(Dataset entries on figures)

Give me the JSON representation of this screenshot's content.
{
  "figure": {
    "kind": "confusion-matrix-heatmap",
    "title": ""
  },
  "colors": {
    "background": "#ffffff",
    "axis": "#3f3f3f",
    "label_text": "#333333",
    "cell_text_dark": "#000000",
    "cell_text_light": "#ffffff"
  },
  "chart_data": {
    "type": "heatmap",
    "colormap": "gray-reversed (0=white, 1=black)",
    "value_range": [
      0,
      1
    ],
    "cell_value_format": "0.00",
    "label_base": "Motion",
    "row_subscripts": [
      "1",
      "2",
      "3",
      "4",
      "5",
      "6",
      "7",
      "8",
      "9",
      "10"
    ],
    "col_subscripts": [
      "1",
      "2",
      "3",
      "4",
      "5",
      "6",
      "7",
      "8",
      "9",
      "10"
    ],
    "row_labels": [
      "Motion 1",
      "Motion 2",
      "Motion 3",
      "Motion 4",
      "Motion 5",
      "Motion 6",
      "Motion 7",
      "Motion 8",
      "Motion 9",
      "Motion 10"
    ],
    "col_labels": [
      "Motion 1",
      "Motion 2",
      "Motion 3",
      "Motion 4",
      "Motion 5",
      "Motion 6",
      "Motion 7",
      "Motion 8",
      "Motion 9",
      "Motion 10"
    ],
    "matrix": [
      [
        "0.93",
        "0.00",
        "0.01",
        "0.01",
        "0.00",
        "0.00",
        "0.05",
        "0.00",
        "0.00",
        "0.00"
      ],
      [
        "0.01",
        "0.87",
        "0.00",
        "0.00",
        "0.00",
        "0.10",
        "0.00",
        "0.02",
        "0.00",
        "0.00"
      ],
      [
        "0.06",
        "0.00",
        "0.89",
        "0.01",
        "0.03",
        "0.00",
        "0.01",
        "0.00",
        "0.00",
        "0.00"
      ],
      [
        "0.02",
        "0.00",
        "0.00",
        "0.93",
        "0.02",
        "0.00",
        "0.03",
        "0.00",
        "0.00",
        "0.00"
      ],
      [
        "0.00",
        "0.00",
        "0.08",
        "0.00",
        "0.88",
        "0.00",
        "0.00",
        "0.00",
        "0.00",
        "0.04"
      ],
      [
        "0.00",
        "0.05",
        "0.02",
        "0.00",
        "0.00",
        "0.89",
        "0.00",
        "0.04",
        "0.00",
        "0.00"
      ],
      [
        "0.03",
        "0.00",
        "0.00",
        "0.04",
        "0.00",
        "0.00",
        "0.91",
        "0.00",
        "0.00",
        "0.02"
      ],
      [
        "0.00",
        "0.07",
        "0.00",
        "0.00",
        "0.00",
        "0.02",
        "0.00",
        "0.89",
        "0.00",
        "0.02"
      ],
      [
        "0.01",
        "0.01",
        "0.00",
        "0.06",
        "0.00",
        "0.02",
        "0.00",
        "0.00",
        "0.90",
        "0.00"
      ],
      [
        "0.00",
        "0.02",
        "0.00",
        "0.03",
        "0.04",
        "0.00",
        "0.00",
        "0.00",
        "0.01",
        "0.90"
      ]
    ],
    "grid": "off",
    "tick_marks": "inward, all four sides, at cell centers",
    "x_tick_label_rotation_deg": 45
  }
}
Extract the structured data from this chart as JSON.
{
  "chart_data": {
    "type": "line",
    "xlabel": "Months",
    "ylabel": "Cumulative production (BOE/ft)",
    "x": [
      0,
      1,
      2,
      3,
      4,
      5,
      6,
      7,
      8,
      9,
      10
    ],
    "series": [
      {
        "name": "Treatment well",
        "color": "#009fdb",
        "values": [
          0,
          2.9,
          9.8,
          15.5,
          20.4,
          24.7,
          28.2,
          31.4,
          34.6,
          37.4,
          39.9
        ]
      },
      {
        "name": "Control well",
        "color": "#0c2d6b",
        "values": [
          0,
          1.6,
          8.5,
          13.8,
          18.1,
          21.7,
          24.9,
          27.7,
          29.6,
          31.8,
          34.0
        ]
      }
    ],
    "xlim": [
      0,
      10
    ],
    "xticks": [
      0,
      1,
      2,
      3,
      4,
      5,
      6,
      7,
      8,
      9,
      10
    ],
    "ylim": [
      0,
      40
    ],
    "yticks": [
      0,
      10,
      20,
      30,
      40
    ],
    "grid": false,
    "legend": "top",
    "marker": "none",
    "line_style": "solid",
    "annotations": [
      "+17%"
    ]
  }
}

- GIVEN TASK -
Copy every record exactly as presented.

- ANSWER TO THIS PROBLEM -
Give me the JSON representation of this screenshot's content.
{
  "figure": {
    "kind": "confusion-matrix-heatmap",
    "title": ""
  },
  "colors": {
    "background": "#ffffff",
    "axis": "#3f3f3f",
    "label_text": "#333333",
    "cell_text_dark": "#000000",
    "cell_text_light": "#ffffff"
  },
  "chart_data": {
    "type": "heatmap",
    "colormap": "gray-reversed (0=white, 1=black)",
    "value_range": [
      0,
      1
    ],
    "cell_value_format": "0.00",
    "label_base": "Motion",
    "row_subscripts": [
      "1",
      "2",
      "3",
      "4",
      "5",
      "6",
      "7",
      "8",
      "9",
      "10"
    ],
    "col_subscripts": [
      "1",
      "2",
      "3",
      "4",
      "5",
      "6",
      "7",
      "8",
      "9",
      "10"
    ],
    "row_labels": [
      "Motion 1",
      "Motion 2",
      "Motion 3",
      "Motion 4",
      "Motion 5",
      "Motion 6",
      "Motion 7",
      "Motion 8",
      "Motion 9",
      "Motion 10"
    ],
    "col_labels": [
      "Motion 1",
      "Motion 2",
      "Motion 3",
      "Motion 4",
      "Motion 5",
      "Motion 6",
      "Motion 7",
      "Motion 8",
      "Motion 9",
      "Motion 10"
    ],
    "matrix": [
      [
        "0.93",
        "0.00",
        "0.01",
        "0.01",
        "0.00",
        "0.00",
        "0.05",
        "0.00",
        "0.00",
        "0.00"
      ],
      [
        "0.01",
        "0.87",
        "0.00",
        "0.00",
        "0.00",
        "0.10",
        "0.00",
        "0.02",
        "0.00",
        "0.00"
      ],
      [
        "0.06",
        "0.00",
        "0.89",
        "0.01",
        "0.03",
        "0.00",
        "0.01",
        "0.00",
        "0.00",
        "0.00"
      ],
      [
        "0.02",
        "0.00",
        "0.00",
        "0.93",
        "0.02",
        "0.00",
        "0.03",
        "0.00",
        "0.00",
        "0.00"
      ],
      [
        "0.00",
        "0.00",
        "0.08",
        "0.00",
        "0.88",
        "0.00",
        "0.00",
        "0.00",
        "0.00",
        "0.04"
      ],
      [
        "0.00",
        "0.05",
        "0.02",
        "0.00",
        "0.00",
        "0.89",
        "0.00",
        "0.04",
        "0.00",
        "0.00"
      ],
      [
        "0.03",
        "0.00",
        "0.00",
        "0.04",
        "0.00",
        "0.00",
        "0.91",
        "0.00",
        "0.00",
        "0.02"
      ],
      [
        "0.00",
        "0.07",
        "0.00",
        "0.00",
        "0.00",
        "0.02",
        "0.00",
        "0.89",
        "0.00",
        "0.02"
      ],
      [
        "0.01",
        "0.01",
        "0.00",
        "0.06",
        "0.00",
        "0.02",
        "0.00",
        "0.00",
        "0.90",
        "0.00"
      ],
      [
        "0.00",
        "0.02",
        "0.00",
        "0.03",
        "0.04",
        "0.00",
        "0.00",
        "0.00",
        "0.01",
        "0.90"
      ]
    ],
    "grid": "off",
    "tick_marks": "inward, all four sides, at cell centers",
    "x_tick_label_rotation_deg": 45
  }
}
Extract the structured data from this chart as JSON.
{
  "chart_data": {
    "type": "line",
    "xlabel": "Months",
    "ylabel": "Cumulative production (BOE/ft)",
    "x": [
      0,
      1,
      2,
      3,
      4,
      5,
      6,
      7,
      8,
      9,
      10
    ],
    "series": [
      {
        "name": "Treatment well",
        "color": "#009fdb",
        "values": [
          0,
          2.9,
          9.8,
          15.5,
          20.4,
          24.7,
          28.2,
          31.4,
          34.6,
          37.4,
          39.9
        ]
      },
      {
        "name": "Control well",
        "color": "#0c2d6b",
        "values": [
          0,
          1.6,
          8.5,
          13.8,
          18.1,
          21.7,
          24.9,
          27.7,
          29.6,
          31.8,
          34.0
        ]
      }
    ],
    "xlim": [
      0,
      10
    ],
    "xticks": [
      0,
      1,
      2,
      3,
      4,
      5,
      6,
      7,
      8,
      9,
      10
    ],
    "ylim": [
      0,
      40
    ],
    "yticks": [
      0,
      10,
      20,
      30,
      40
    ],
    "grid": false,
    "legend": "top",
    "marker": "none",
    "line_style": "solid",
    "annotations": [
      "+17%"
    ]
  }
}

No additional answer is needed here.